━━━━━ Texte extrait ━━━━━
Publié le 24 septembre 2007 Lecture : 10 minutes.

Le 14 septembre, le Comité pour la protection des journalistes (CPJ) a appelé à la libération « immédiate et sans condition » de deux journalistes gambiens, dont Ebrima Manneh, correspondant du Daily Observer, un journal privé progouvernemental. Arrêté par des agents de sécurité en civil et gardé au secret depuis le 7 juillet 2006, Manneh est « coupable » d’avoir écrit un article critique envers le chef de l’État, Yahya Jammeh, au pouvoir depuis 1994.
La Gambie et son président ne cessent de faire parler d’eux pour des violations répétées des droits de l’homme. Ce petit pays enclavé de 11 300 km2 – « une banane qui s’enfonce dans la gueule du Sénégal », comme le décrivait l’historien burkinabè Joseph Ki-Zerbo -, est de plus en plus souvent montré du doigt, sous la férule d’un chef atypique qui multiplie dérives et excentricités, allant jusqu’à prétendre guérir le sida (lire encadré p. 48).
Arrivé à la tête du pays par un coup d’État le 22 juillet 1994, avant de se faire adouber par les urnes en 1996 et en 2001, il a été reconduit, le 22 septembre 2006, pour un nouveau bail de cinq ans à l’issue d’un scrutin fortement contesté par ses deux rivaux. De plus en plus gagné par la vanité du pouvoir, celui qui se fait désormais appeler « Aladji Doctor Yahya AJJ Jammeh » se considère comme « un don de Dieu » à son pays. Comme à l’ère de la monarchie de droit divin, il pense que son pouvoir émane du Ciel. « Aucune élection, aucun coup d’État ne peut mettre fin à mon règne. Je suis prédestiné à diriger la Gambie », proclamait-il urbi et orbi lors de la campagne présidentielle. Avant de lancer le jour de l’élection, devant les caméras du monde entier : « Même les oiseaux savent que je vais gagner parce que j’ai tant fait pour ce pays. »
━━━━━ Lignes fournies ━━━━━
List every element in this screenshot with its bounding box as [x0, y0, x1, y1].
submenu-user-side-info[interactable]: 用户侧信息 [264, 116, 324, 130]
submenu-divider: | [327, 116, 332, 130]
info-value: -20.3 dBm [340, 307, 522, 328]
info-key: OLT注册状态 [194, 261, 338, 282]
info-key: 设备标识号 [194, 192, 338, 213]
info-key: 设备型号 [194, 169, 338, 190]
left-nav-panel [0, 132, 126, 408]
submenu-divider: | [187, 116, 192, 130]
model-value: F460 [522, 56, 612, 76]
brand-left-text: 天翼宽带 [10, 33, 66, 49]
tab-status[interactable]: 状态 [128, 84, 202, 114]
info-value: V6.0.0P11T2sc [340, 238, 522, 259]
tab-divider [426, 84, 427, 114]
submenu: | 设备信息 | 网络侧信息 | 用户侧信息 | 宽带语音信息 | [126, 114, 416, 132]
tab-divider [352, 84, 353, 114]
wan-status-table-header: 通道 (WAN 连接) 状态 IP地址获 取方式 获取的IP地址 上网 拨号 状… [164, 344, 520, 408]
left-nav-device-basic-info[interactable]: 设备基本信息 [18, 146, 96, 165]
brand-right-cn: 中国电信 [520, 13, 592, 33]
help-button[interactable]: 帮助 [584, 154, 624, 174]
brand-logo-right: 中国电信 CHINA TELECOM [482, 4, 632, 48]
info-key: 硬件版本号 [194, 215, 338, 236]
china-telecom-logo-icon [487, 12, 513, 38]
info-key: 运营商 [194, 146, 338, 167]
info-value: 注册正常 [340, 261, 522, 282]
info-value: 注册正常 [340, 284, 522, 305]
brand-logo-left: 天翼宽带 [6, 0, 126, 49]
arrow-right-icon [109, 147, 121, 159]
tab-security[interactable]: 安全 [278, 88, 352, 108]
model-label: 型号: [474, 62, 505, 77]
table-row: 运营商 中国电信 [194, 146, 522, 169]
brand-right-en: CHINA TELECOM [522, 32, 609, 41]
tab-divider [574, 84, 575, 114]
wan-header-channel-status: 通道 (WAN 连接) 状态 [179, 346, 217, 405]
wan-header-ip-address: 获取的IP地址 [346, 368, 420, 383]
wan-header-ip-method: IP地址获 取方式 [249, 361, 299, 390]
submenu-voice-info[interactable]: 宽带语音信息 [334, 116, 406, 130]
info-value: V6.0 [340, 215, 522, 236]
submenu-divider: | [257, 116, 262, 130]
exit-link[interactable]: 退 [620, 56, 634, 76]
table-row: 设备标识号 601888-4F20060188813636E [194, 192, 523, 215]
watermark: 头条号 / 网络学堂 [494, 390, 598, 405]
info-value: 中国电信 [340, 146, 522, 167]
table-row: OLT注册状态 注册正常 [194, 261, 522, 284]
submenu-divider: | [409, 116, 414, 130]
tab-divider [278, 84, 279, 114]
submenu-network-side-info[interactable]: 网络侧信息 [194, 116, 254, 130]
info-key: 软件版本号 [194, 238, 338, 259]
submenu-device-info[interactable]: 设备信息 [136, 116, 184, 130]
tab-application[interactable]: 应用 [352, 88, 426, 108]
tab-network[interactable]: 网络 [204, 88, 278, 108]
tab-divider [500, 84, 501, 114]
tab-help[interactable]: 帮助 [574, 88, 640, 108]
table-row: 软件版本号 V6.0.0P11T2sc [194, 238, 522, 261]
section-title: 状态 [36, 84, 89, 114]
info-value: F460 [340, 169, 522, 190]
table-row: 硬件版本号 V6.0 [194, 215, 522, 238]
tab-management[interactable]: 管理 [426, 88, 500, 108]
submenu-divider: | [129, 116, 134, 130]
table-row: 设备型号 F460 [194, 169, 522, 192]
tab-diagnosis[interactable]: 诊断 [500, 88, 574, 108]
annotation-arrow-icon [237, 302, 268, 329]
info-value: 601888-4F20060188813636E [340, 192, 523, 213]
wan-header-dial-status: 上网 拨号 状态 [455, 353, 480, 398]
━━━━━
▶ _Consignes_:
**a.** Relevez, s'il vous plaît, toutes les personnes désignées par leur nom dans l'article sur la Gambie.
**b.** Poursuivez l'article sur la Gambie à partir de sa dernière phrase.
Les lignes n'interviennent pas dans cet exercice.

▶ _Réponses rédigées_:
**a.**
- Ebrima Manneh
- Yahya Jammeh
- Joseph Ki-Zerbo

**b.**
Déclarant être à la tête de la Gambie « pour encore au moins trente ans », Jammeh a passé la campagne électorale à jurer, le Coran à la main, qu’il allait mettre à profit les quarante prochaines années pour développer son pays. N’étant pas certain que ce serment lui assure la victoire, le candidat à sa propre succession a usé d’arguments autrement plus percutants. « Toute localité qui votera contre moi sera privée de développement pendant les cinq prochaines années », a-t-il tenu à avertir. D’après le chef de la mission d’observation envoyée par le Commonwealth, le Tanzanien Salim Ahmed Salim, ex-secrétaire général de la défunte Organisation de l’unité africaine (OUA), « les manifestations de soutien de la part d’agents de l’État, particulièrement au sein des forces de sécurité, ont également eu des conséquences sur l’issue du scrutin ». Résultat, Jammeh est arrivé en tête dans 47 des 48 circonscriptions que compte le pays, selon les résultats fournis par la Commission électorale indépendante.

Savant dosage de mysticisme, d’invocations de Dieu, mais aussi de capacité à inspirer la crainte par l’usage de la force, le pouvoir de Yahya Jammeh est un des avatars de l’État africain postcolonial. Avec, en plus, les excentricités et les dérapages verbaux d’un personnage qui intrigue déjà par son style vestimentaire.
Le jeune officier qui, à 29 ans, a renversé le « père de la nation », Dawda Kairaba Jawara (aux commandes du pays de son accession à l’indépendance, en février 1965, jusqu’au coup d’État de juillet 1994), a troqué son treillis et son béret contre d’amples boubous, un turban, une chéchia, un sabre et un lourd chapelet. Un chapelet que Jammeh n’hésite pas à égrener, y compris au cours des cérémonies officielles ou à l’occasion de sommets internationaux, en psalmodiant ostensiblement des versets du Coran.
Arrivé au pouvoir par effraction, sans programme ni stratégie politique, le chef de l’État recourt très tôt au mysticisme pour asseoir son autorité. Et entretenir la légende de son invulnérabilité. Il répand la rumeur, tenace, selon laquelle son père, pourtant décédé alors qu’il avait 9 ans, était un redoutable marabout qui l’a prémuni contre tous et tout. Le tout-Banjul bruit de fantasmes sur le sabre que porte le maître du pays : il serait une protection contre les attaques, capable de blinder son corps contre une balle de pistolet Les services secrets britanniques, auteurs de nombreuses notes confidentielles sur le cas Jammeh, préfèrent prosaïquement imputer le volume imposant de ses boubous au port d’un gilet pare-balles.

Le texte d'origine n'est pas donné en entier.